*Exercise*: Please return the full listing below without altering anything.

*Figure record listings*:
>> start

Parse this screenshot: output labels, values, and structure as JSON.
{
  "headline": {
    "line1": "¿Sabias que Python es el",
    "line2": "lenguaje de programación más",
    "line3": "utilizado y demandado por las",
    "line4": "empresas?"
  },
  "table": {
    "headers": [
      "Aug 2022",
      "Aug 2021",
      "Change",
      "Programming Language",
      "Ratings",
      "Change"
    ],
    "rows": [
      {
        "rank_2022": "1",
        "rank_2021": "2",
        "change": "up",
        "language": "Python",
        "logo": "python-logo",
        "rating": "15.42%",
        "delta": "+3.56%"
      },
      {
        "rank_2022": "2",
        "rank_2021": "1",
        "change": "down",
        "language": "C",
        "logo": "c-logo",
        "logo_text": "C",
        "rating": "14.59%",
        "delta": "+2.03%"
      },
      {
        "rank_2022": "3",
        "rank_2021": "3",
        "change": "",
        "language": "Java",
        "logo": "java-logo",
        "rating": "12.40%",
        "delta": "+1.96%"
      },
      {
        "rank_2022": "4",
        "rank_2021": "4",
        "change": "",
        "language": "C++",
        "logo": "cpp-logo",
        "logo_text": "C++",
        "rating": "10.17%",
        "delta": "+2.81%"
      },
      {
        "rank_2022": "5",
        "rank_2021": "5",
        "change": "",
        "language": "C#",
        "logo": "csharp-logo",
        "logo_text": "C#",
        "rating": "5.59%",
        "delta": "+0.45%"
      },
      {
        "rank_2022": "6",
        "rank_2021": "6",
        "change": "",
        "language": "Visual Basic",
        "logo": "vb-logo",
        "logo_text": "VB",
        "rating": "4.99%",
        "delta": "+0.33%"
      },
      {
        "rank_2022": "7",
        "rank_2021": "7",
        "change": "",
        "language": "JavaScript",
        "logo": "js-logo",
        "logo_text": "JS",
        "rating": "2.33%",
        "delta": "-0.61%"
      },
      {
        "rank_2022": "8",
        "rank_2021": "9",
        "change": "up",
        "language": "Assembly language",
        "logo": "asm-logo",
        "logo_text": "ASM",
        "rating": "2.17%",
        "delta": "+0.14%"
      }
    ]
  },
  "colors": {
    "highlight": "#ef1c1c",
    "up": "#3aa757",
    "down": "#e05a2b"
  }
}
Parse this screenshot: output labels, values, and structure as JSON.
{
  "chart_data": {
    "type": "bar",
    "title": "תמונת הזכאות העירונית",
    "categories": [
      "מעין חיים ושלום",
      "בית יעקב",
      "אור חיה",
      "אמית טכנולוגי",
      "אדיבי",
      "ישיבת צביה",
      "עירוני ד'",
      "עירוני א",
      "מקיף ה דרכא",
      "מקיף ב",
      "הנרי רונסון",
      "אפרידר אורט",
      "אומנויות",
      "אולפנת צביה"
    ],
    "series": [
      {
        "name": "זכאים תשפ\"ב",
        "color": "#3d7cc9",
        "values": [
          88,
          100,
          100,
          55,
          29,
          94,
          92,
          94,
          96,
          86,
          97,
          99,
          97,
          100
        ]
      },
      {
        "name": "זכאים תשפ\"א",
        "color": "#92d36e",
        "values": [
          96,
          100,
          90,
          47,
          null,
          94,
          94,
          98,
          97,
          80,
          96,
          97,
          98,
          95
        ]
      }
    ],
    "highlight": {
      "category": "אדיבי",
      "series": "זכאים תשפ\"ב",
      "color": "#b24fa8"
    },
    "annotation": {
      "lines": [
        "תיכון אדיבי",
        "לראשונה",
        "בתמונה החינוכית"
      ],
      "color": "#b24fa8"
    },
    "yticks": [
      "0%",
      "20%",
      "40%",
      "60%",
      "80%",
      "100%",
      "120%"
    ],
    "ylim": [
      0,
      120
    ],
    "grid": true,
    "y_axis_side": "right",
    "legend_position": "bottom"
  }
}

>> end

*Result of the exercise*:
Parse this screenshot: output labels, values, and structure as JSON.
{
  "headline": {
    "line1": "¿Sabias que Python es el",
    "line2": "lenguaje de programación más",
    "line3": "utilizado y demandado por las",
    "line4": "empresas?"
  },
  "table": {
    "headers": [
      "Aug 2022",
      "Aug 2021",
      "Change",
      "Programming Language",
      "Ratings",
      "Change"
    ],
    "rows": [
      {
        "rank_2022": "1",
        "rank_2021": "2",
        "change": "up",
        "language": "Python",
        "logo": "python-logo",
        "rating": "15.42%",
        "delta": "+3.56%"
      },
      {
        "rank_2022": "2",
        "rank_2021": "1",
        "change": "down",
        "language": "C",
        "logo": "c-logo",
        "logo_text": "C",
        "rating": "14.59%",
        "delta": "+2.03%"
      },
      {
        "rank_2022": "3",
        "rank_2021": "3",
        "change": "",
        "language": "Java",
        "logo": "java-logo",
        "rating": "12.40%",
        "delta": "+1.96%"
      },
      {
        "rank_2022": "4",
        "rank_2021": "4",
        "change": "",
        "language": "C++",
        "logo": "cpp-logo",
        "logo_text": "C++",
        "rating": "10.17%",
        "delta": "+2.81%"
      },
      {
        "rank_2022": "5",
        "rank_2021": "5",
        "change": "",
        "language": "C#",
        "logo": "csharp-logo",
        "logo_text": "C#",
        "rating": "5.59%",
        "delta": "+0.45%"
      },
      {
        "rank_2022": "6",
        "rank_2021": "6",
        "change": "",
        "language": "Visual Basic",
        "logo": "vb-logo",
        "logo_text": "VB",
        "rating": "4.99%",
        "delta": "+0.33%"
      },
      {
        "rank_2022": "7",
        "rank_2021": "7",
        "change": "",
        "language": "JavaScript",
        "logo": "js-logo",
        "logo_text": "JS",
        "rating": "2.33%",
        "delta": "-0.61%"
      },
      {
        "rank_2022": "8",
        "rank_2021": "9",
        "change": "up",
        "language": "Assembly language",
        "logo": "asm-logo",
        "logo_text": "ASM",
        "rating": "2.17%",
        "delta": "+0.14%"
      }
    ]
  },
  "colors": {
    "highlight": "#ef1c1c",
    "up": "#3aa757",
    "down": "#e05a2b"
  }
}
Parse this screenshot: output labels, values, and structure as JSON.
{
  "chart_data": {
    "type": "bar",
    "title": "תמונת הזכאות העירונית",
    "categories": [
      "מעין חיים ושלום",
      "בית יעקב",
      "אור חיה",
      "אמית טכנולוגי",
      "אדיבי",
      "ישיבת צביה",
      "עירוני ד'",
      "עירוני א",
      "מקיף ה דרכא",
      "מקיף ב",
      "הנרי רונסון",
      "אפרידר אורט",
      "אומנויות",
      "אולפנת צביה"
    ],
    "series": [
      {
        "name": "זכאים תשפ\"ב",
        "color": "#3d7cc9",
        "values": [
          88,
          100,
          100,
          55,
          29,
          94,
          92,
          94,
          96,
          86,
          97,
          99,
          97,
          100
        ]
      },
      {
        "name": "זכאים תשפ\"א",
        "color": "#92d36e",
        "values": [
          96,
          100,
          90,
          47,
          null,
          94,
          94,
          98,
          97,
          80,
          96,
          97,
          98,
          95
        ]
      }
    ],
    "highlight": {
      "category": "אדיבי",
      "series": "זכאים תשפ\"ב",
      "color": "#b24fa8"
    },
    "annotation": {
      "lines": [
        "תיכון אדיבי",
        "לראשונה",
        "בתמונה החינוכית"
      ],
      "color": "#b24fa8"
    },
    "yticks": [
      "0%",
      "20%",
      "40%",
      "60%",
      "80%",
      "100%",
      "120%"
    ],
    "ylim": [
      0,
      120
    ],
    "grid": true,
    "y_axis_side": "right",
    "legend_position": "bottom"
  }
}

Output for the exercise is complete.